PROBLEM :: Copy out every line of the records where the string "کیسے" occurs.
START DATA RECORDS
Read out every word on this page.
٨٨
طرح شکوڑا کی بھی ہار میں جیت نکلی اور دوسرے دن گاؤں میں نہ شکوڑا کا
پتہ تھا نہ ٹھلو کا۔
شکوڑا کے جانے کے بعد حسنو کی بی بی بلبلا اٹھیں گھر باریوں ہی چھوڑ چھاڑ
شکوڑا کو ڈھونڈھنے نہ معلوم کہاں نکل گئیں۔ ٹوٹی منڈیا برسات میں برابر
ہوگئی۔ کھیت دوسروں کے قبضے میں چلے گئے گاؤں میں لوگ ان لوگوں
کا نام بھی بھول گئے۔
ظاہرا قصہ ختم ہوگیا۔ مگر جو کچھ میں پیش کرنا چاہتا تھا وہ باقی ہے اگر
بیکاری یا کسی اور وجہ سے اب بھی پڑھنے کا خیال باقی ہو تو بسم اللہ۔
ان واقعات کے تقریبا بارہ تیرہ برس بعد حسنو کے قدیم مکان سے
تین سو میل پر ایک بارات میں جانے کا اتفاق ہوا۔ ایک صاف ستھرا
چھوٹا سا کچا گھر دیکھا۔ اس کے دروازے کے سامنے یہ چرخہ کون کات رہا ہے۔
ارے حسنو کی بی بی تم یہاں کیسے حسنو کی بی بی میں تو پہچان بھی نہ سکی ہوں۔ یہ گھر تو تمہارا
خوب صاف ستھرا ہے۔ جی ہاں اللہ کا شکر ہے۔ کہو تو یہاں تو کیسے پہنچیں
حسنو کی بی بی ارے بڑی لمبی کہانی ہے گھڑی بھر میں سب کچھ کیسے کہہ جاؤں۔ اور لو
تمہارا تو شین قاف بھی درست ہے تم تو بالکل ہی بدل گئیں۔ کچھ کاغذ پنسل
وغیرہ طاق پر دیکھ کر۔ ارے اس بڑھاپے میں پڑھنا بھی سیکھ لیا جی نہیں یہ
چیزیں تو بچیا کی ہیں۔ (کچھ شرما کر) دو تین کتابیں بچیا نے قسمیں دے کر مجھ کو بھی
END DATA RECORDS
ANSWER TO THIS EXERCISE ::
ارے حسنو کی بی بی تم یہاں کیسے حسنو کی بی بی میں تو پہچان بھی نہ سکی ہوں۔ یہ گھر تو تمہارا
خوب صاف ستھرا ہے۔ جی ہاں اللہ کا شکر ہے۔ کہو تو یہاں تو کیسے پہنچیں
حسنو کی بی بی ارے بڑی لمبی کہانی ہے گھڑی بھر میں سب کچھ کیسے کہہ جاؤں۔ اور لو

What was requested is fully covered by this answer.